Region and label listings
[Begin]

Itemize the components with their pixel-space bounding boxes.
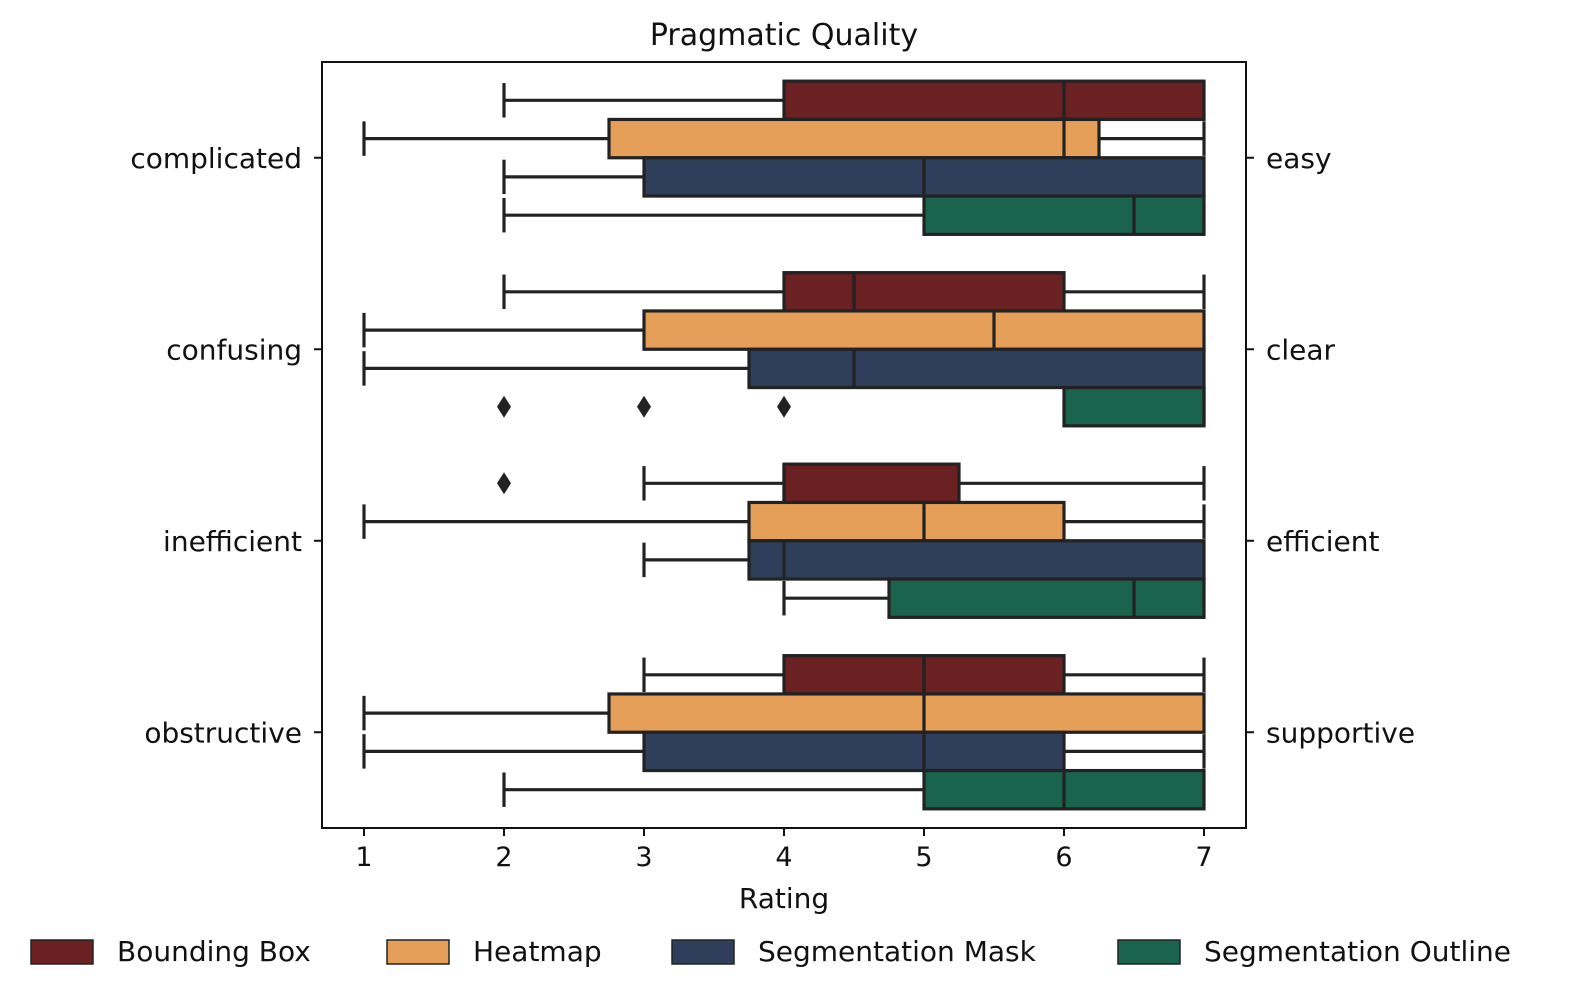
chart-title: Pragmatic Quality [650,18,918,53]
x-tick-label: 7 [1195,842,1212,873]
legend-entry-0: Bounding Box [30,935,311,968]
box-iqr [642,730,1066,773]
y-tick-label-right: clear [1266,333,1336,366]
legend-label: Bounding Box [117,935,311,968]
box-iqr [1062,385,1206,428]
legend-label: Segmentation Outline [1204,935,1511,968]
box-iqr [782,79,1206,122]
legend: Bounding Box Heatmap Segmentation Mask Segm… [30,935,1511,968]
x-tick-label: 1 [355,842,372,873]
box-1-1 [362,309,1206,351]
box-0-0 [502,79,1206,122]
outlier-point [497,472,511,495]
y-tick-label-left: obstructive [144,716,302,749]
box-iqr [922,194,1206,236]
box-1-3 [362,692,1206,734]
legend-entry-2: Segmentation Mask [671,935,1037,968]
box-1-0 [362,117,1206,160]
box-2-3 [362,730,1206,773]
box-iqr [642,309,1206,351]
x-tick-label: 3 [635,842,652,873]
box-iqr [782,271,1066,313]
x-tick-label: 4 [775,842,792,873]
legend-label: Segmentation Mask [758,935,1037,968]
x-tick-label: 6 [1055,842,1072,873]
box-iqr [747,347,1206,390]
y-tick-label-left: complicated [130,142,302,175]
legend-label: Heatmap [473,935,602,968]
box-iqr [607,117,1101,160]
x-tick-label: 2 [495,842,512,873]
outlier-point [777,395,791,418]
box-3-1 [497,385,1206,428]
legend-swatch [671,939,735,965]
y-tick-label-right: easy [1266,142,1332,175]
y-tick-label-right: supportive [1266,716,1415,749]
y-tick-label-right: efficient [1266,525,1379,558]
box-iqr [782,462,961,505]
box-3-2 [782,577,1206,619]
legend-swatch [386,939,450,965]
box-0-1 [502,271,1206,313]
legend-swatch [30,939,94,965]
box-3-0 [502,194,1206,236]
box-iqr [607,692,1206,734]
box-iqr [747,539,1206,581]
box-3-3 [502,768,1206,811]
legend-swatch [1117,939,1181,965]
box-iqr [747,500,1066,543]
box-iqr [887,577,1206,619]
legend-entry-3: Segmentation Outline [1117,935,1511,968]
x-axis-label: Rating [739,882,829,915]
box-2-0 [502,156,1206,198]
y-tick-label-left: inefficient [163,525,302,558]
axes: 1 2 3 4 5 6 7 complicated confusing inefficient ob… [130,142,1415,873]
box-0-3 [642,654,1206,696]
plot-area [362,79,1206,811]
outlier-point [497,395,511,418]
box-1-2 [362,500,1206,543]
legend-entry-1: Heatmap [386,935,602,968]
y-tick-label-left: confusing [166,333,302,366]
box-2-1 [362,347,1206,390]
x-tick-label: 5 [915,842,932,873]
box-2-2 [642,539,1206,581]
box-0-2 [497,462,1206,505]
outlier-point [637,395,651,418]
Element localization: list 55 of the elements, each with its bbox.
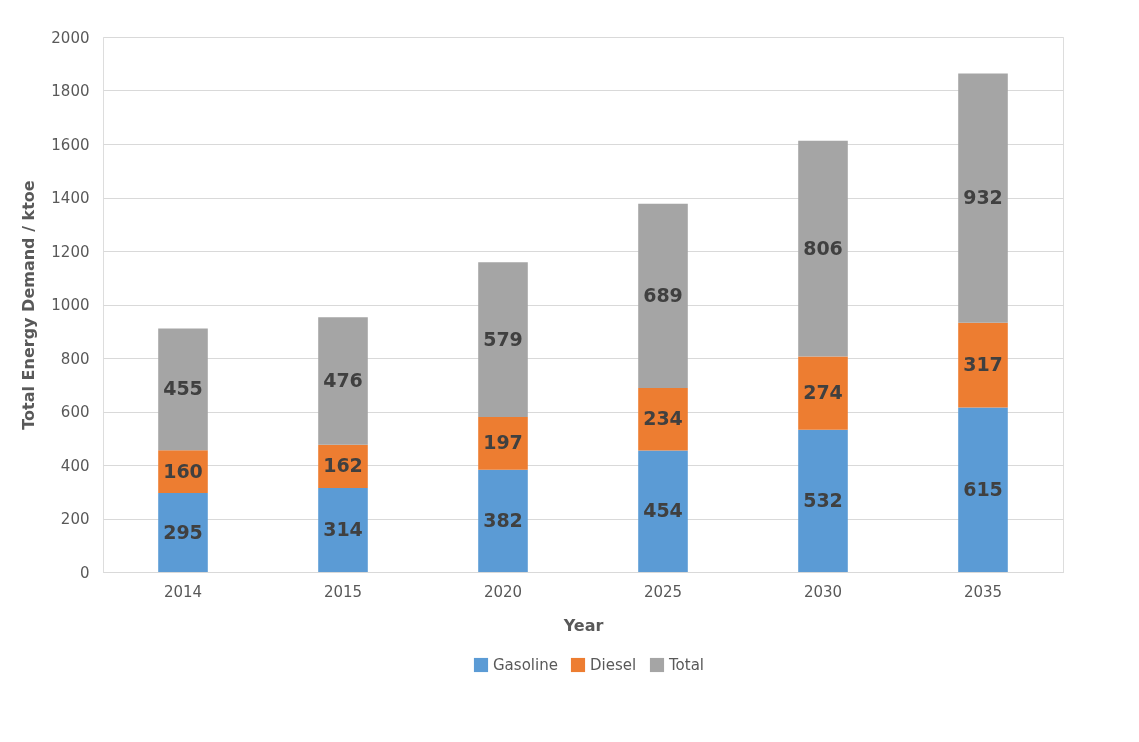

[End]

# Exercise description
Duplicate the lines of the listing above precisely, omitting the pictures.

# Answer to the task
Itemize the components with their pixel-space bounding boxes.
chart-title: Pragmatic Quality [650,18,918,53]
x-tick-label: 7 [1195,842,1212,873]
legend-entry-0: Bounding Box [30,935,311,968]
box-iqr [642,730,1066,773]
y-tick-label-right: clear [1266,333,1336,366]
legend-label: Bounding Box [117,935,311,968]
box-iqr [1062,385,1206,428]
legend-label: Segmentation Outline [1204,935,1511,968]
box-iqr [782,79,1206,122]
legend: Bounding Box Heatmap Segmentation Mask Segm… [30,935,1511,968]
x-tick-label: 1 [355,842,372,873]
box-1-1 [362,309,1206,351]
box-0-0 [502,79,1206,122]
outlier-point [497,472,511,495]
y-tick-label-left: obstructive [144,716,302,749]
box-iqr [922,194,1206,236]
box-1-3 [362,692,1206,734]
legend-entry-2: Segmentation Mask [671,935,1037,968]
box-1-0 [362,117,1206,160]
box-2-3 [362,730,1206,773]
box-iqr [642,309,1206,351]
x-tick-label: 3 [635,842,652,873]
box-iqr [782,271,1066,313]
x-tick-label: 4 [775,842,792,873]
legend-label: Segmentation Mask [758,935,1037,968]
x-tick-label: 6 [1055,842,1072,873]
box-iqr [747,347,1206,390]
y-tick-label-left: complicated [130,142,302,175]
legend-label: Heatmap [473,935,602,968]
box-iqr [607,117,1101,160]
x-tick-label: 2 [495,842,512,873]
outlier-point [777,395,791,418]
box-3-1 [497,385,1206,428]
legend-swatch [671,939,735,965]
y-tick-label-right: easy [1266,142,1332,175]
y-tick-label-right: supportive [1266,716,1415,749]
y-tick-label-right: efficient [1266,525,1379,558]
box-iqr [782,462,961,505]
box-3-2 [782,577,1206,619]
legend-swatch [386,939,450,965]
box-0-1 [502,271,1206,313]
legend-swatch [30,939,94,965]
box-3-0 [502,194,1206,236]
box-iqr [607,692,1206,734]
box-iqr [747,539,1206,581]
box-3-3 [502,768,1206,811]
legend-swatch [1117,939,1181,965]
box-iqr [747,500,1066,543]
box-iqr [887,577,1206,619]
legend-entry-3: Segmentation Outline [1117,935,1511,968]
x-axis-label: Rating [739,882,829,915]
box-2-0 [502,156,1206,198]
y-tick-label-left: inefficient [163,525,302,558]
axes: 1 2 3 4 5 6 7 complicated confusing inefficient ob… [130,142,1415,873]
box-0-3 [642,654,1206,696]
plot-area [362,79,1206,811]
outlier-point [497,395,511,418]
box-1-2 [362,500,1206,543]
legend-entry-1: Heatmap [386,935,602,968]
y-tick-label-left: confusing [166,333,302,366]
box-2-1 [362,347,1206,390]
x-tick-label: 5 [915,842,932,873]
box-2-2 [642,539,1206,581]
box-0-2 [497,462,1206,505]
outlier-point [637,395,651,418]
Element localization: list 55 of the elements, each with its bbox.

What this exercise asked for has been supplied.